● **AUFGABE A**
Schreibe aus dem Text über Kunst als Kapitalanlage den Abschnitt von „Kunst als Kapitalanlage“ bis „eigene Börsenhandelsfirma eröffnet.“ wortgetreu ab.

Kunst als Kapitalanlage
Das Beispiel des skandalumwitterten Politikers und Unternehmers ist für Manuela Scheubel ein Argument dafür, wie wichtig eine kompetente Unterstützung sei. „Kunst ist, wenn man es richtig macht, eine sehr gute alternative Geldanlage und weniger volatil als die Börse.“ In Zeiten von Inflation und globalen Krisen mache es Sinn, in Sachwerte zu gehen. „Eigene Vorlieben sind etwas sehr Schönes. Preisbildende Faktoren sollte man aber auch im Blick haben, und da kommen wir ins Spiel.“
Früher war die gebürtige Bambergerin im Private Banking tätig. Investitionen zu bewerten, ist sie gewohnt. Auch ihr Kollege Matthias Batz kennt sich auf den Finanzmärkten bestens aus. Schon nach dem Wirtschaftsstudium hatte er 1998 eine eigene Börsenhandelsfirma eröffnet.
Truffle sei vor acht Jahren in eine Marktlücke gestoßen, die von einigen wenigen Platzhirschen besetzt gewesen sei, führt Batz aus. „Wir sind mittlerweile eine international agierende Gesellschaft mit einer Vielzahl von Kontakten. „Wir beraten sowohl institutionelle als auch private Kunden und unterstützen sie beim Kauf und Verkauf hochklassiger Kunst.“ Diskretion sei dabei Ehrensache.
Stabilität in der Krise
„Die Zeiten sind ruppig“, konstatiert Manuela Scheubel. „Aber Spitzenkunst ist wertstabil.“ Auch sei der Kunstmarkt durch das breite Online-Angebot und Marktdatenbanken transparenter geworden. Mit letzteren könne man den Wert häufig gehandelter Kunstwerke ziemlich genau taxieren. „Das vermindert die Gefahr von Fehlinvestitionen.“ Je öfter ein Werk zirkuliert, desto genauer könne der zu erwartende Preis geschätzt werden. Obgleich in der Branche niemand ganz vor Überraschungen gefeit sei.
Die Truffle Art Advisory agiert in einem weltweiten Netzwerk aus Sammlern, Künstlern, Galerien, Museen, Händlern, Auktionshäusern und Finanzmarktakteuren. „Wir wollen Expertise bündeln und Bluechips im Kunstmarkt auftun“, führt Matthias Batz aus. Man habe sich auf die westliche Kunst der Neuzeit bis zur etablierten Kunst nach 1945 fokussiert. „Unser Motto ist Qualität, Qualität und nochmals Qualität.“
Eine Kernfrage sei, wie sich ein Kunstportfolio mit Blick auf den Ruhestand aufbauen lasse. Natürlich wisse jeder, der sich für den Kunstmarkt interessiere, wie hoch bewertet Werke weltberühmter Maler wie Paul Gauguin, Leonardo da Vinci oder Vincent van Gogh seien. Die wechselten schon mal für dreistellige Millionensummen den Besitzer. „Um in werterhaltende Kunst zu investieren, sind aber keine Millionenbeträge notwendig“, erklärt der 51-Jährige.

● **VORLIEGENDE DATEN**
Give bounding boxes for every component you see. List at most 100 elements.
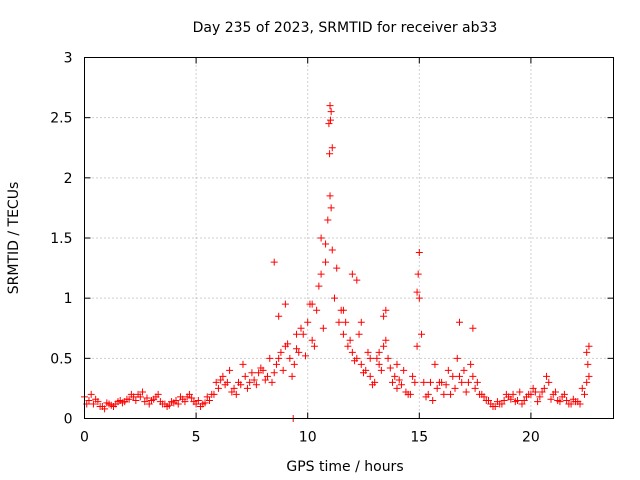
data-point	[460, 366, 468, 374]
data-point	[485, 396, 493, 404]
data-point	[375, 348, 383, 356]
data-point	[578, 384, 586, 392]
data-point	[507, 395, 515, 403]
data-point	[563, 396, 571, 404]
data-point	[327, 108, 335, 116]
data-point	[281, 300, 289, 308]
data-point	[556, 398, 564, 406]
data-point	[87, 390, 95, 398]
x-tick-label: 15	[410, 430, 428, 446]
data-point	[583, 348, 591, 356]
data-point	[580, 390, 588, 398]
y-tick-labels: 0 0.5 1 1.5 2 2.5 3	[50, 51, 72, 428]
data-point	[364, 348, 372, 356]
data-point	[275, 312, 283, 320]
data-point	[313, 306, 321, 314]
data-point	[584, 360, 592, 368]
y-tick-label: 2	[64, 171, 73, 187]
data-point	[489, 402, 497, 410]
data-point	[304, 318, 312, 326]
data-point	[348, 348, 356, 356]
data-point	[132, 396, 140, 404]
data-point	[85, 396, 93, 404]
data-point	[431, 360, 439, 368]
data-point	[348, 270, 356, 278]
data-point	[413, 288, 421, 296]
data-point	[141, 398, 149, 406]
x-tick-label: 10	[299, 430, 317, 446]
data-point	[219, 372, 227, 380]
data-point	[277, 348, 285, 356]
data-point	[453, 354, 461, 362]
data-point	[250, 376, 258, 384]
data-point	[464, 378, 472, 386]
data-point	[525, 390, 533, 398]
data-point	[375, 360, 383, 368]
data-point	[444, 366, 452, 374]
y-tick-label: 1	[64, 291, 73, 307]
data-point	[583, 378, 591, 386]
data-point	[393, 360, 401, 368]
data-point	[194, 396, 202, 404]
data-point	[270, 258, 278, 266]
data-point	[174, 400, 182, 408]
data-point	[246, 378, 254, 386]
chart-title: Day 235 of 2023, SRMTID for receiver ab3…	[193, 20, 498, 36]
data-point	[429, 396, 437, 404]
data-point	[181, 398, 189, 406]
data-point	[339, 330, 347, 338]
data-point	[355, 330, 363, 338]
data-point	[382, 306, 390, 314]
data-point	[397, 381, 405, 389]
data-point	[469, 324, 477, 332]
data-point	[518, 400, 526, 408]
data-point	[230, 384, 238, 392]
data-point	[360, 369, 368, 377]
data-point	[415, 294, 423, 302]
data-point	[143, 394, 151, 402]
data-point	[301, 352, 309, 360]
data-point	[351, 357, 359, 365]
data-point	[96, 402, 104, 410]
data-point	[536, 393, 544, 401]
x-tick-labels: 0 5 10 15 20	[80, 430, 540, 446]
data-point	[322, 240, 330, 248]
data-point	[308, 300, 316, 308]
data-point	[150, 395, 158, 403]
data-point	[366, 354, 374, 362]
data-point	[199, 400, 207, 408]
data-point	[433, 384, 441, 392]
data-point	[243, 384, 251, 392]
data-point	[322, 258, 330, 266]
data-point	[458, 378, 466, 386]
data-point	[395, 376, 403, 384]
data-point	[516, 388, 524, 396]
data-point	[315, 282, 323, 290]
data-point	[377, 366, 385, 374]
y-tick-label: 2.5	[50, 111, 72, 127]
data-point	[384, 354, 392, 362]
data-point	[317, 234, 325, 242]
data-point	[326, 102, 334, 110]
data-point	[547, 395, 555, 403]
data-point	[480, 393, 488, 401]
data-point	[569, 395, 577, 403]
data-point	[467, 360, 475, 368]
data-point	[373, 354, 381, 362]
data-point	[288, 372, 296, 380]
data-point	[319, 324, 327, 332]
x-axis-label: GPS time / hours	[286, 459, 403, 475]
data-point	[293, 330, 301, 338]
data-point	[330, 294, 338, 302]
data-point	[442, 381, 450, 389]
data-point	[413, 342, 421, 350]
data-point	[534, 398, 542, 406]
data-point	[235, 378, 243, 386]
data-point	[328, 144, 336, 152]
data-point	[493, 398, 501, 406]
y-tick-label: 1.5	[50, 231, 72, 247]
data-point	[168, 398, 176, 406]
data-point	[114, 398, 122, 406]
data-point	[574, 398, 582, 406]
data-point	[295, 348, 303, 356]
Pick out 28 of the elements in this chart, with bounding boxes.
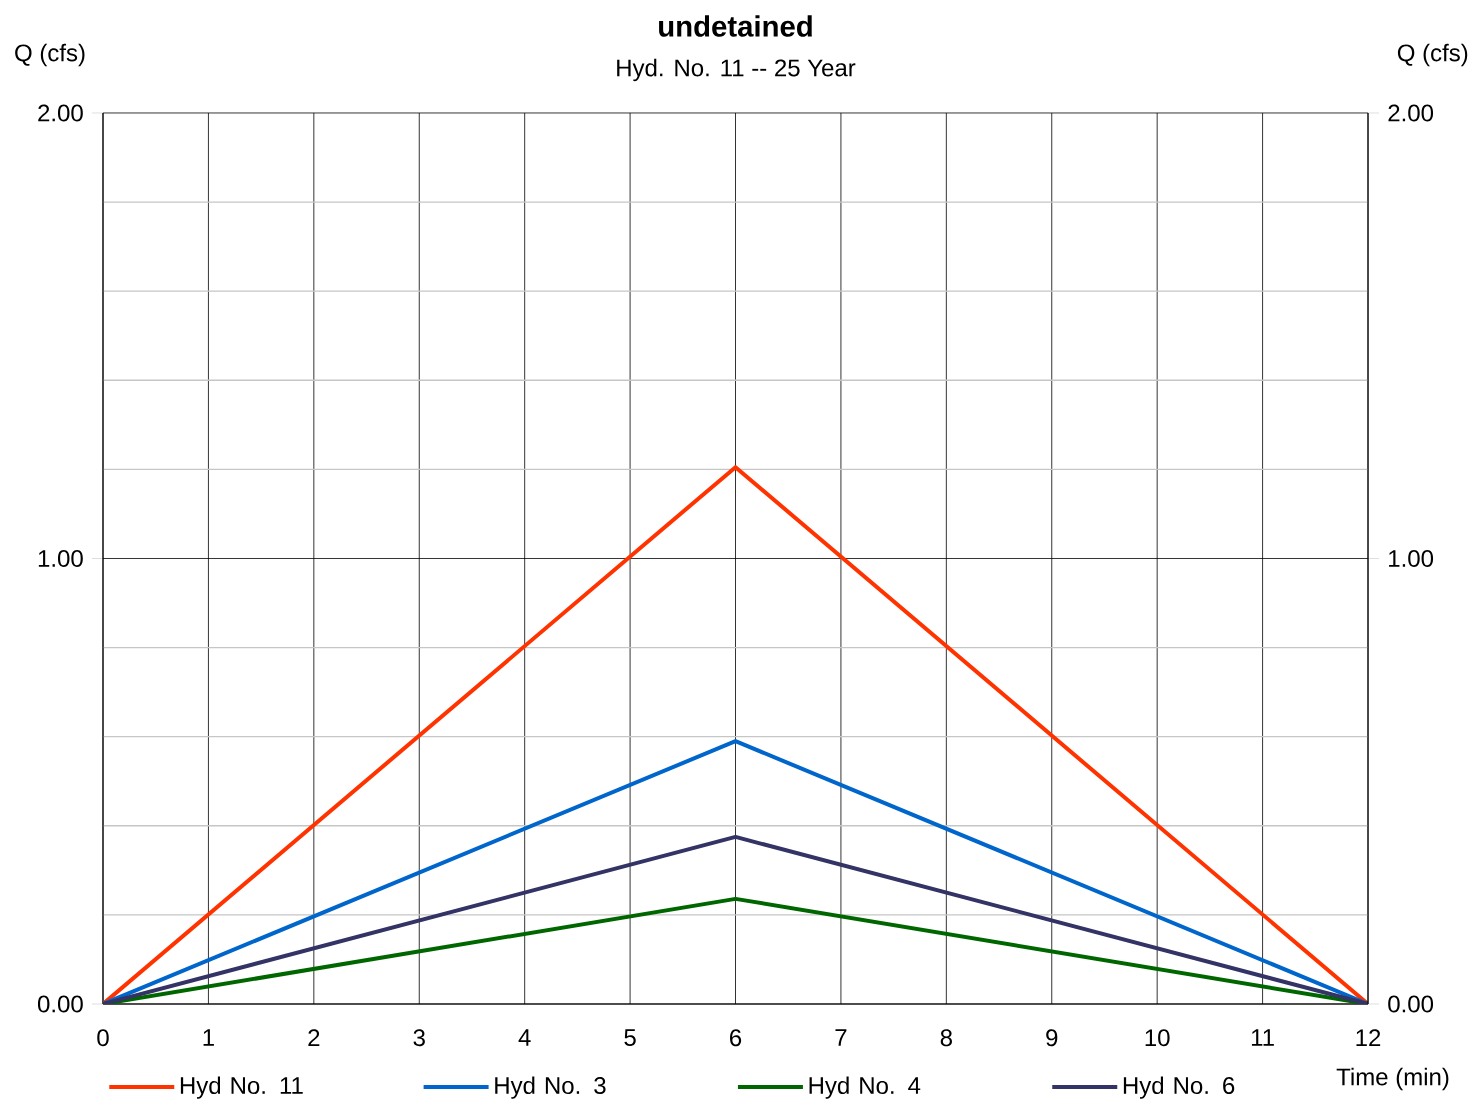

● **AUFGABE B**
Gib aus den Datensätzen den Bereich von der Zeile mit „366, 468, 374]“ bis einschließlich der Zeile mit „390, 95, 398]“ als nummerierte Liste aus. Lass dabei Leerzeilen weg.

● **LÖSUNG A**
Kunst als Kapitalanlage
Das Beispiel des skandalumwitterten Politikers und Unternehmers ist für Manuela Scheubel ein Argument dafür, wie wichtig eine kompetente Unterstützung sei. „Kunst ist, wenn man es richtig macht, eine sehr gute alternative Geldanlage und weniger volatil als die Börse.“ In Zeiten von Inflation und globalen Krisen mache es Sinn, in Sachwerte zu gehen. „Eigene Vorlieben sind etwas sehr Schönes. Preisbildende Faktoren sollte man aber auch im Blick haben, und da kommen wir ins Spiel.“
Früher war die gebürtige Bambergerin im Private Banking tätig. Investitionen zu bewerten, ist sie gewohnt. Auch ihr Kollege Matthias Batz kennt sich auf den Finanzmärkten bestens aus. Schon nach dem Wirtschaftsstudium hatte er 1998 eine eigene Börsenhandelsfirma eröffnet.

● **LÖSUNG B**
1. data-point	[460, 366, 468, 374]
2. data-point	[485, 396, 493, 404]
3. data-point	[375, 348, 383, 356]
4. data-point	[578, 384, 586, 392]
5. data-point	[507, 395, 515, 403]
6. data-point	[563, 396, 571, 404]
7. data-point	[327, 108, 335, 116]
8. data-point	[281, 300, 289, 308]
9. data-point	[556, 398, 564, 406]
10. data-point	[87, 390, 95, 398]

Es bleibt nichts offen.